**TASK BRIEF**
Repeat the data that follows, word for word, without the images.

**DATA EXCERPTS**
>>

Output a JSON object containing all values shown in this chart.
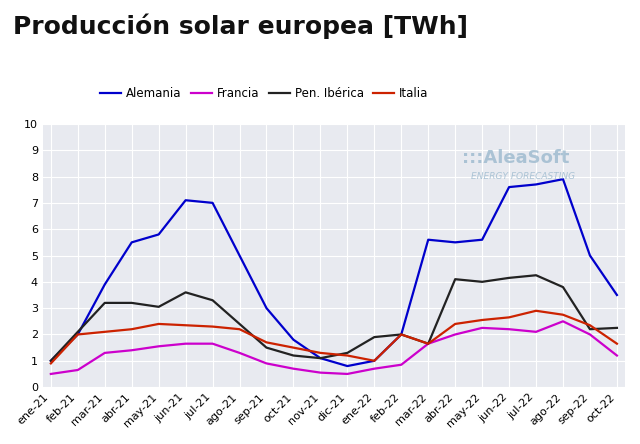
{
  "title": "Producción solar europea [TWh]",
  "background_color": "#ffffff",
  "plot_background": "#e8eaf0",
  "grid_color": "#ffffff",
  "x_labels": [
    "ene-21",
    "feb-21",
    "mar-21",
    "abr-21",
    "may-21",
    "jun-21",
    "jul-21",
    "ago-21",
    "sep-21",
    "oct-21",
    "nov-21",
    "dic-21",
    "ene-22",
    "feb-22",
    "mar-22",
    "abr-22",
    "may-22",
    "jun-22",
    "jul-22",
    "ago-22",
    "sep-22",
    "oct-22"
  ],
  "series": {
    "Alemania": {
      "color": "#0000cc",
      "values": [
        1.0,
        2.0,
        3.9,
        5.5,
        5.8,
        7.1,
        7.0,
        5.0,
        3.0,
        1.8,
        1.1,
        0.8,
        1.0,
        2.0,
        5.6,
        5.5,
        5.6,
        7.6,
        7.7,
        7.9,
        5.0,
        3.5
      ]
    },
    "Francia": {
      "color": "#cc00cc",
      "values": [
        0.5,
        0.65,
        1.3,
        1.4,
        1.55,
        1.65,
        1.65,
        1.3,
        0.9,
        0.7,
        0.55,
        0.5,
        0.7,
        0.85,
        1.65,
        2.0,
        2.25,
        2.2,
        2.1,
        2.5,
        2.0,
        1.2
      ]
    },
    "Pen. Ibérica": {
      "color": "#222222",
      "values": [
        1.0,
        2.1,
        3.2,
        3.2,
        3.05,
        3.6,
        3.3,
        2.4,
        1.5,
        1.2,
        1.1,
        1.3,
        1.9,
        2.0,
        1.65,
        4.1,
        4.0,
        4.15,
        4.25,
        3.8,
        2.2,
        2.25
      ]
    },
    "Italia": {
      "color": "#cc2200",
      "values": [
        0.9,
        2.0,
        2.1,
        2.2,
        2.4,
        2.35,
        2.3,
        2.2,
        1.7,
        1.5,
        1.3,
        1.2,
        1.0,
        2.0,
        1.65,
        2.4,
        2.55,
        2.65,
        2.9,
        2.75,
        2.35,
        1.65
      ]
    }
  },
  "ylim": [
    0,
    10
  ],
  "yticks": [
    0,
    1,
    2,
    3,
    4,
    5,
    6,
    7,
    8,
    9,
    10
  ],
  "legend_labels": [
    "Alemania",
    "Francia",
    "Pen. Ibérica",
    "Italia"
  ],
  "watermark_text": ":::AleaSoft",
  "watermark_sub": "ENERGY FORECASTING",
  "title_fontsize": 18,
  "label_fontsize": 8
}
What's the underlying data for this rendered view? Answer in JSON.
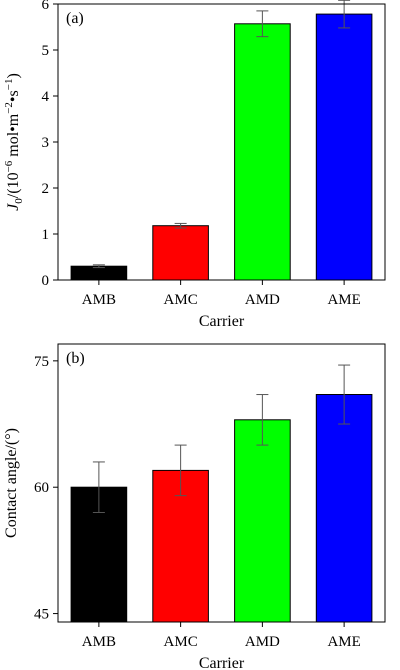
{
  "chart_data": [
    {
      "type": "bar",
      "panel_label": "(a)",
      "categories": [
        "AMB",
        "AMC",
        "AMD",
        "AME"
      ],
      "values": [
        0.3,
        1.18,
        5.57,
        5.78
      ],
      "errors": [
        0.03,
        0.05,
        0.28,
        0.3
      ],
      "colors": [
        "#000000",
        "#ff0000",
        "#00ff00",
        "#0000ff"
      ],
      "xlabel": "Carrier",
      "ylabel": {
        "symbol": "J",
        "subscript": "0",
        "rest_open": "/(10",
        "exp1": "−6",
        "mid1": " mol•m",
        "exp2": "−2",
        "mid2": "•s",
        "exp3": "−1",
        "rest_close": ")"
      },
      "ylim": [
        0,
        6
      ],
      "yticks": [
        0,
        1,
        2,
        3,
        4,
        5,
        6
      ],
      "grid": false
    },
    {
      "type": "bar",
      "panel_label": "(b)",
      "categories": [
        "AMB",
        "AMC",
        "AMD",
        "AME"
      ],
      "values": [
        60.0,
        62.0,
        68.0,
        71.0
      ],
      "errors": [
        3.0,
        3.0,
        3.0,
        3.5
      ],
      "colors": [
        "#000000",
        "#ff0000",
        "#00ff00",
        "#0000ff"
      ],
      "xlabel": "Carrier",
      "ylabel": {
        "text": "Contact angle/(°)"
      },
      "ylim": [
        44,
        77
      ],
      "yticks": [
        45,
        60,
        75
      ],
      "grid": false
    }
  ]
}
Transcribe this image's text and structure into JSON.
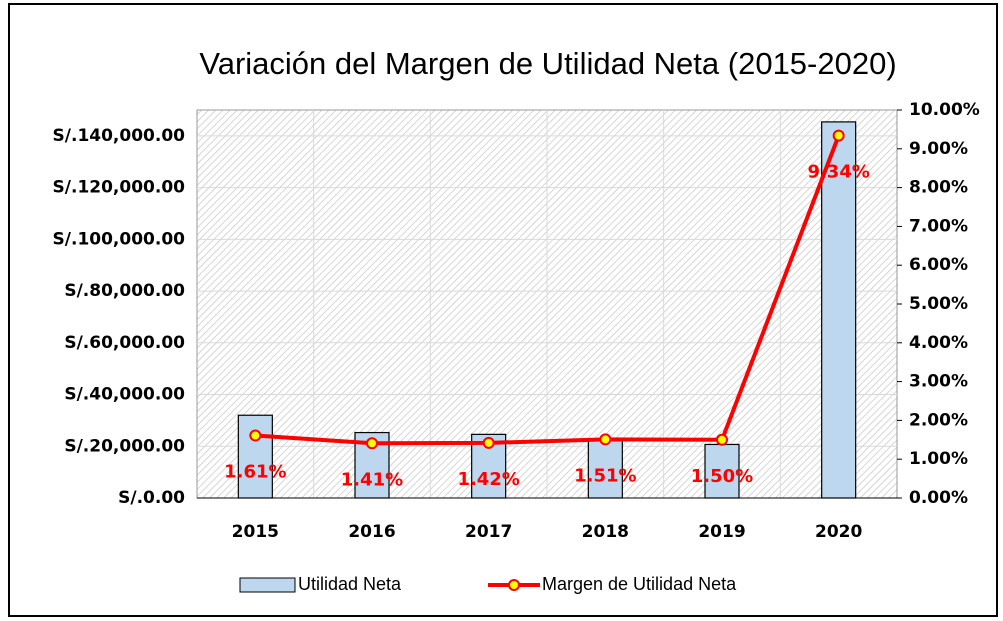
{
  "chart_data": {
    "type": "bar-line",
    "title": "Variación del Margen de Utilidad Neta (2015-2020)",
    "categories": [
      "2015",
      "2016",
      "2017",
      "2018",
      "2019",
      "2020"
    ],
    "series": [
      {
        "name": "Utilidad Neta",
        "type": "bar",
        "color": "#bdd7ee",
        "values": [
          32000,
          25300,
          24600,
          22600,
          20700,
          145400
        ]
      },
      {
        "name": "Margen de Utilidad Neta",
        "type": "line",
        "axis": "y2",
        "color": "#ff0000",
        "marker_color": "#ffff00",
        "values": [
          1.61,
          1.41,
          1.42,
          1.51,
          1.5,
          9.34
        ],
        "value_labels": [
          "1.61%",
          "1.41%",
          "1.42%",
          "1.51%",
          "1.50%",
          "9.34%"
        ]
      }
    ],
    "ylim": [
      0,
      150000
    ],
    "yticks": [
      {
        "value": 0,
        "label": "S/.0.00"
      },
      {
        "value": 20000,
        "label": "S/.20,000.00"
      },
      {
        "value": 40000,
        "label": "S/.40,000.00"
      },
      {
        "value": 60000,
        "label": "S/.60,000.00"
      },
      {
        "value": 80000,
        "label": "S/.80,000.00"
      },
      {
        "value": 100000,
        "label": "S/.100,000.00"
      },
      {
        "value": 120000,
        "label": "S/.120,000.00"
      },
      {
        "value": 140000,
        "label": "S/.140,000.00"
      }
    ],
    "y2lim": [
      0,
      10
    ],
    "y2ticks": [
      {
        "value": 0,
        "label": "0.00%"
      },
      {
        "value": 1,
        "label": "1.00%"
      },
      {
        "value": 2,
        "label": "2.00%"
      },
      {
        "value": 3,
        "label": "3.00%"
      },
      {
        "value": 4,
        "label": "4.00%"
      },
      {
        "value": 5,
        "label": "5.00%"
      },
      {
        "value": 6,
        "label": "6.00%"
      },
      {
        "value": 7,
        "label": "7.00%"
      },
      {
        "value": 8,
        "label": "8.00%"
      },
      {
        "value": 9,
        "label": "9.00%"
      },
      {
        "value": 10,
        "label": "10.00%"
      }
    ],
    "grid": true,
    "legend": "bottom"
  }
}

<<

**SOLUTION TO THIS PROBLEM**
Output a JSON object containing all values shown in this chart.
{
  "title": "Producción solar europea [TWh]",
  "background_color": "#ffffff",
  "plot_background": "#e8eaf0",
  "grid_color": "#ffffff",
  "x_labels": [
    "ene-21",
    "feb-21",
    "mar-21",
    "abr-21",
    "may-21",
    "jun-21",
    "jul-21",
    "ago-21",
    "sep-21",
    "oct-21",
    "nov-21",
    "dic-21",
    "ene-22",
    "feb-22",
    "mar-22",
    "abr-22",
    "may-22",
    "jun-22",
    "jul-22",
    "ago-22",
    "sep-22",
    "oct-22"
  ],
  "series": {
    "Alemania": {
      "color": "#0000cc",
      "values": [
        1.0,
        2.0,
        3.9,
        5.5,
        5.8,
        7.1,
        7.0,
        5.0,
        3.0,
        1.8,
        1.1,
        0.8,
        1.0,
        2.0,
        5.6,
        5.5,
        5.6,
        7.6,
        7.7,
        7.9,
        5.0,
        3.5
      ]
    },
    "Francia": {
      "color": "#cc00cc",
      "values": [
        0.5,
        0.65,
        1.3,
        1.4,
        1.55,
        1.65,
        1.65,
        1.3,
        0.9,
        0.7,
        0.55,
        0.5,
        0.7,
        0.85,
        1.65,
        2.0,
        2.25,
        2.2,
        2.1,
        2.5,
        2.0,
        1.2
      ]
    },
    "Pen. Ibérica": {
      "color": "#222222",
      "values": [
        1.0,
        2.1,
        3.2,
        3.2,
        3.05,
        3.6,
        3.3,
        2.4,
        1.5,
        1.2,
        1.1,
        1.3,
        1.9,
        2.0,
        1.65,
        4.1,
        4.0,
        4.15,
        4.25,
        3.8,
        2.2,
        2.25
      ]
    },
    "Italia": {
      "color": "#cc2200",
      "values": [
        0.9,
        2.0,
        2.1,
        2.2,
        2.4,
        2.35,
        2.3,
        2.2,
        1.7,
        1.5,
        1.3,
        1.2,
        1.0,
        2.0,
        1.65,
        2.4,
        2.55,
        2.65,
        2.9,
        2.75,
        2.35,
        1.65
      ]
    }
  },
  "ylim": [
    0,
    10
  ],
  "yticks": [
    0,
    1,
    2,
    3,
    4,
    5,
    6,
    7,
    8,
    9,
    10
  ],
  "legend_labels": [
    "Alemania",
    "Francia",
    "Pen. Ibérica",
    "Italia"
  ],
  "watermark_text": ":::AleaSoft",
  "watermark_sub": "ENERGY FORECASTING",
  "title_fontsize": 18,
  "label_fontsize": 8
}
What's the underlying data for this rendered view? Answer in JSON.
{
  "chart_data": [
    {
      "type": "bar",
      "panel_label": "(a)",
      "categories": [
        "AMB",
        "AMC",
        "AMD",
        "AME"
      ],
      "values": [
        0.3,
        1.18,
        5.57,
        5.78
      ],
      "errors": [
        0.03,
        0.05,
        0.28,
        0.3
      ],
      "colors": [
        "#000000",
        "#ff0000",
        "#00ff00",
        "#0000ff"
      ],
      "xlabel": "Carrier",
      "ylabel": {
        "symbol": "J",
        "subscript": "0",
        "rest_open": "/(10",
        "exp1": "−6",
        "mid1": " mol•m",
        "exp2": "−2",
        "mid2": "•s",
        "exp3": "−1",
        "rest_close": ")"
      },
      "ylim": [
        0,
        6
      ],
      "yticks": [
        0,
        1,
        2,
        3,
        4,
        5,
        6
      ],
      "grid": false
    },
    {
      "type": "bar",
      "panel_label": "(b)",
      "categories": [
        "AMB",
        "AMC",
        "AMD",
        "AME"
      ],
      "values": [
        60.0,
        62.0,
        68.0,
        71.0
      ],
      "errors": [
        3.0,
        3.0,
        3.0,
        3.5
      ],
      "colors": [
        "#000000",
        "#ff0000",
        "#00ff00",
        "#0000ff"
      ],
      "xlabel": "Carrier",
      "ylabel": {
        "text": "Contact angle/(°)"
      },
      "ylim": [
        44,
        77
      ],
      "yticks": [
        45,
        60,
        75
      ],
      "grid": false
    }
  ]
}
Transcribe this image's text and structure into JSON.
{
  "chart_data": {
    "type": "bar-line",
    "title": "Variación del Margen de Utilidad Neta (2015-2020)",
    "categories": [
      "2015",
      "2016",
      "2017",
      "2018",
      "2019",
      "2020"
    ],
    "series": [
      {
        "name": "Utilidad Neta",
        "type": "bar",
        "color": "#bdd7ee",
        "values": [
          32000,
          25300,
          24600,
          22600,
          20700,
          145400
        ]
      },
      {
        "name": "Margen de Utilidad Neta",
        "type": "line",
        "axis": "y2",
        "color": "#ff0000",
        "marker_color": "#ffff00",
        "values": [
          1.61,
          1.41,
          1.42,
          1.51,
          1.5,
          9.34
        ],
        "value_labels": [
          "1.61%",
          "1.41%",
          "1.42%",
          "1.51%",
          "1.50%",
          "9.34%"
        ]
      }
    ],
    "ylim": [
      0,
      150000
    ],
    "yticks": [
      {
        "value": 0,
        "label": "S/.0.00"
      },
      {
        "value": 20000,
        "label": "S/.20,000.00"
      },
      {
        "value": 40000,
        "label": "S/.40,000.00"
      },
      {
        "value": 60000,
        "label": "S/.60,000.00"
      },
      {
        "value": 80000,
        "label": "S/.80,000.00"
      },
      {
        "value": 100000,
        "label": "S/.100,000.00"
      },
      {
        "value": 120000,
        "label": "S/.120,000.00"
      },
      {
        "value": 140000,
        "label": "S/.140,000.00"
      }
    ],
    "y2lim": [
      0,
      10
    ],
    "y2ticks": [
      {
        "value": 0,
        "label": "0.00%"
      },
      {
        "value": 1,
        "label": "1.00%"
      },
      {
        "value": 2,
        "label": "2.00%"
      },
      {
        "value": 3,
        "label": "3.00%"
      },
      {
        "value": 4,
        "label": "4.00%"
      },
      {
        "value": 5,
        "label": "5.00%"
      },
      {
        "value": 6,
        "label": "6.00%"
      },
      {
        "value": 7,
        "label": "7.00%"
      },
      {
        "value": 8,
        "label": "8.00%"
      },
      {
        "value": 9,
        "label": "9.00%"
      },
      {
        "value": 10,
        "label": "10.00%"
      }
    ],
    "grid": true,
    "legend": "bottom"
  }
}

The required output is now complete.